Only a number is required: how many lines of the material contain the word "uchun"?
-------- Data to use
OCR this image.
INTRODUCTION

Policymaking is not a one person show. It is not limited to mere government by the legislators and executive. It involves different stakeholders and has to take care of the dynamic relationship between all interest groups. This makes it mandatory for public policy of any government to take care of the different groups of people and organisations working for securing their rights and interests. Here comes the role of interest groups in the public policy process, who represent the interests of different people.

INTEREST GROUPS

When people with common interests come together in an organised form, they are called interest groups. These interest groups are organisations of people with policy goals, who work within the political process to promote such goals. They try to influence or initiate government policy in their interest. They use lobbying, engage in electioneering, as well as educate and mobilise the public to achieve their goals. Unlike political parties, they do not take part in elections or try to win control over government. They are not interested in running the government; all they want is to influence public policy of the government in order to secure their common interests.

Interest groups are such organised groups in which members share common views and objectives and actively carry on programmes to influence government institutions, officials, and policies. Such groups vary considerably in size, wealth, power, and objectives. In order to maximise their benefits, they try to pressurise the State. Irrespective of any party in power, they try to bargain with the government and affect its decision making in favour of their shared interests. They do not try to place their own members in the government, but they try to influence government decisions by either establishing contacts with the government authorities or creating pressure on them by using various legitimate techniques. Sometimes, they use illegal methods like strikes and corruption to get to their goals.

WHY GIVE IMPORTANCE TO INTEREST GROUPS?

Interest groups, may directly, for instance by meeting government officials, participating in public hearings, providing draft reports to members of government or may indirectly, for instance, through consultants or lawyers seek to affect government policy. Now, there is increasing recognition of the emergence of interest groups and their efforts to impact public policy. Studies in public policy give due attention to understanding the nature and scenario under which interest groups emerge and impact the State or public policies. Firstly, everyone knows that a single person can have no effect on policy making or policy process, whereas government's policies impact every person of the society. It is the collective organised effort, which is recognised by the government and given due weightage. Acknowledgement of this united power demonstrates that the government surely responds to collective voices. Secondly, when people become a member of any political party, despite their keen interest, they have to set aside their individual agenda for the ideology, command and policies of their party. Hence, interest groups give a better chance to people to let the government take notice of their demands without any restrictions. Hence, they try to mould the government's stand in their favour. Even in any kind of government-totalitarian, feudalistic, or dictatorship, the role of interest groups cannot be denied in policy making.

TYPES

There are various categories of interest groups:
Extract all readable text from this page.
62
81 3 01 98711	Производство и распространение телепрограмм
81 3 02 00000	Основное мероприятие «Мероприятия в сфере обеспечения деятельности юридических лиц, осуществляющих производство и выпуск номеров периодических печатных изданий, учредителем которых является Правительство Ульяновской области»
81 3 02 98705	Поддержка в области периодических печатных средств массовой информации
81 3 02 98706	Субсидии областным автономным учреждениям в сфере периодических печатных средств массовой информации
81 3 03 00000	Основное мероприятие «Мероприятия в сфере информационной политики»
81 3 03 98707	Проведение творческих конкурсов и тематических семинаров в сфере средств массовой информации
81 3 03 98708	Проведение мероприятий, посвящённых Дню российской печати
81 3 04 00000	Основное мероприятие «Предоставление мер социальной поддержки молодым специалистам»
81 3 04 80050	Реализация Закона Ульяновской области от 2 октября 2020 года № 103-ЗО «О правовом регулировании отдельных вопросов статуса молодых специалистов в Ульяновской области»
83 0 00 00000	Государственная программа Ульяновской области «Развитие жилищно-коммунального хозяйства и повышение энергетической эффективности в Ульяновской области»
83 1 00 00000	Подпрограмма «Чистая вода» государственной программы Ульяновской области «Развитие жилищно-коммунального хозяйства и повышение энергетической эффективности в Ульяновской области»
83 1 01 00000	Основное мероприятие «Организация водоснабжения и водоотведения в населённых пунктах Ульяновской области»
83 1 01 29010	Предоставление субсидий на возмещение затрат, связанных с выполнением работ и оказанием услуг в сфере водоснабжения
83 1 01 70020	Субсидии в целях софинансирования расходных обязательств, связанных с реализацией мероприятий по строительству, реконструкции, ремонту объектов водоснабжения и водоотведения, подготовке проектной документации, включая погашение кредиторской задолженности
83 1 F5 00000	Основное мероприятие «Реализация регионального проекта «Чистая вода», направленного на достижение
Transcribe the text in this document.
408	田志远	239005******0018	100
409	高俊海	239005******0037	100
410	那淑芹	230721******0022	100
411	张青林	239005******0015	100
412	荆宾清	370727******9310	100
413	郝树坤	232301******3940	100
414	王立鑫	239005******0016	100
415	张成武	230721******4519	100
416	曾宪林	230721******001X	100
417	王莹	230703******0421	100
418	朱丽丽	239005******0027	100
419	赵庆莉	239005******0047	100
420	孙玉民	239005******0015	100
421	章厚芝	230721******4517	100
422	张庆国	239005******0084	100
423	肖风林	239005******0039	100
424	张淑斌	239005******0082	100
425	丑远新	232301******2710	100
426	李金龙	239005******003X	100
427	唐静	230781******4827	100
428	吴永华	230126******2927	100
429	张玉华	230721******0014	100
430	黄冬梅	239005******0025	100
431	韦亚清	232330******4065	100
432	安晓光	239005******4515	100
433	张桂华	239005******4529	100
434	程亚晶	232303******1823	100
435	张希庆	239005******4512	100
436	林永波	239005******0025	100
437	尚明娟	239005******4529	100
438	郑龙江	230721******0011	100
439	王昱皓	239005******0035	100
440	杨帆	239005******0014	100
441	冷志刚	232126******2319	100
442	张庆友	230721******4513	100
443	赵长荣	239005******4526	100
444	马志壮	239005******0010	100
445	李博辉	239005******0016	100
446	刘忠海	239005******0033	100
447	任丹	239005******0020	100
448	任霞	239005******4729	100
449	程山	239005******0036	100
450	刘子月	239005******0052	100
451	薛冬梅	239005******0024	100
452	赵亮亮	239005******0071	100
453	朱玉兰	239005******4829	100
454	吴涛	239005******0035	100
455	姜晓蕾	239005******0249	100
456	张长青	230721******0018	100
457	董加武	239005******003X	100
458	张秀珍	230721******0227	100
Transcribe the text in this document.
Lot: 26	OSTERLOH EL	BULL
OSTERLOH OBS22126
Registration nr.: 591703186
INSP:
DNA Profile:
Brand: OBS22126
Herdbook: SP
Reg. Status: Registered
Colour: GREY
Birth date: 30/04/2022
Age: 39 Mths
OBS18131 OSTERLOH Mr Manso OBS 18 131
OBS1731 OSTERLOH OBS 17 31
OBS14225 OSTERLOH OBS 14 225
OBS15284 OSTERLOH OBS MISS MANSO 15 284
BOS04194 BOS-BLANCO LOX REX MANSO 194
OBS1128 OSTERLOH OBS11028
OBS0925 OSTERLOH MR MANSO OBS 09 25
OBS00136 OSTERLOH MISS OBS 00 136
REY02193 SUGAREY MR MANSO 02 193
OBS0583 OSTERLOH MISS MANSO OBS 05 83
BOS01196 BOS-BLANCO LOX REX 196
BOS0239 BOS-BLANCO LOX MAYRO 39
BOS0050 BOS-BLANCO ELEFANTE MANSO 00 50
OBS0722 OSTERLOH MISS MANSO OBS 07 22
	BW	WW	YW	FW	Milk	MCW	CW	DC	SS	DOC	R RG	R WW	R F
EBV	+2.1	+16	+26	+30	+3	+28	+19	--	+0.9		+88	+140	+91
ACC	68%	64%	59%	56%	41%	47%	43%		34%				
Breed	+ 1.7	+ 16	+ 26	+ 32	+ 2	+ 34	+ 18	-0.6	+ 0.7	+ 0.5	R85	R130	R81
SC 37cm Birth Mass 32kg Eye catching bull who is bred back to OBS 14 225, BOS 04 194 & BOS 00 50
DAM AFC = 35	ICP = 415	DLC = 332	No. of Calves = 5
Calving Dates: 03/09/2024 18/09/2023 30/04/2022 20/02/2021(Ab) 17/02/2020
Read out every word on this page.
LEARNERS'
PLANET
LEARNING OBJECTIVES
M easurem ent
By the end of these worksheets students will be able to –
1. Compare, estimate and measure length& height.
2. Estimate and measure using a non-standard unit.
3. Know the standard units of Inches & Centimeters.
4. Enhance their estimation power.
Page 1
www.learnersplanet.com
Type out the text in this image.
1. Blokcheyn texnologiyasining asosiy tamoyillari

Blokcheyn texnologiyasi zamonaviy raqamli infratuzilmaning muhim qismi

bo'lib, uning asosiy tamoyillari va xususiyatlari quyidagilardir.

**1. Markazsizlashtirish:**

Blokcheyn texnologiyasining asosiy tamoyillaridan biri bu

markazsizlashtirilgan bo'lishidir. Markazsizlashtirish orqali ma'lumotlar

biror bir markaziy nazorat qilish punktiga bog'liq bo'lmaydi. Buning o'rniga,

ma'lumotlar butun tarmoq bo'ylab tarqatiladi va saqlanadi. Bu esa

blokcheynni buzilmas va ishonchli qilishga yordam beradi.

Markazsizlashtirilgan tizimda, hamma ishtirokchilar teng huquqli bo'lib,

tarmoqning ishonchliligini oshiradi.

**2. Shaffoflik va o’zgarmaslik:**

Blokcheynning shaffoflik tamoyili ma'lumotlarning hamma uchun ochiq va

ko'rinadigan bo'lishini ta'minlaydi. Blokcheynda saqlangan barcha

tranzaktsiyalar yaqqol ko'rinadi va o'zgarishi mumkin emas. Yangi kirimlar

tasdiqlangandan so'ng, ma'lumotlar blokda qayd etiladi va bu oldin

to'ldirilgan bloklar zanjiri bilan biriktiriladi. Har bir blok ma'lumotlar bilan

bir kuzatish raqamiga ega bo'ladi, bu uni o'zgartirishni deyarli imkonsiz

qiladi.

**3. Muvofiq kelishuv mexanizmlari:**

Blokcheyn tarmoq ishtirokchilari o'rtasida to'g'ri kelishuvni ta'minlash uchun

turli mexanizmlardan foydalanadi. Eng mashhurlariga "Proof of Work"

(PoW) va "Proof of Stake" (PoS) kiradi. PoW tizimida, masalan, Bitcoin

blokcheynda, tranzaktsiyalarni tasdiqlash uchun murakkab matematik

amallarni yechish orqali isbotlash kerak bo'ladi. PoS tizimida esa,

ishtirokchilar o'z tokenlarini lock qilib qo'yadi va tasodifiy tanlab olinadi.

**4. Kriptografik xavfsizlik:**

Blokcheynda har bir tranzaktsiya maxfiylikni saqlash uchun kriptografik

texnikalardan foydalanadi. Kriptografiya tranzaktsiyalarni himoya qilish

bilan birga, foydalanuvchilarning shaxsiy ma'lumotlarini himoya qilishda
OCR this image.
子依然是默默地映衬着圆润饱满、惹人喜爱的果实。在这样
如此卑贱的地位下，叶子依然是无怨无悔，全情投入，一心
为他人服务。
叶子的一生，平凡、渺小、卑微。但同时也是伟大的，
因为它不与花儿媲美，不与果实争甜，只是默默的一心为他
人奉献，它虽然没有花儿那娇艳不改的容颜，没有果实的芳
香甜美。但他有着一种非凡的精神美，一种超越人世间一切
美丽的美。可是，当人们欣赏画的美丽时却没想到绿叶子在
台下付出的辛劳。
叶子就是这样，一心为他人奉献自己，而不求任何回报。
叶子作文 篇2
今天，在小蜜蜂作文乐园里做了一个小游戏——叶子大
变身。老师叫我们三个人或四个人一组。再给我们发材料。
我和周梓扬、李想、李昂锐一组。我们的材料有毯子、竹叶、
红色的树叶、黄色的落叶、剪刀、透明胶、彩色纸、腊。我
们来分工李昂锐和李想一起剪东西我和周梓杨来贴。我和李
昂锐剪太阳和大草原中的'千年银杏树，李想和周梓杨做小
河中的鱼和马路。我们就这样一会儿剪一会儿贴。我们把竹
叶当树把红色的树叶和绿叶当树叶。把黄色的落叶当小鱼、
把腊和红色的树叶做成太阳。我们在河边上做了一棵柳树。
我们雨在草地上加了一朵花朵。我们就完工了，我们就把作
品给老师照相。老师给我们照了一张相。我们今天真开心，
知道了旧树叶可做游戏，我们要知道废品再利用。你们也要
----------------
> _Output of the exercise_
4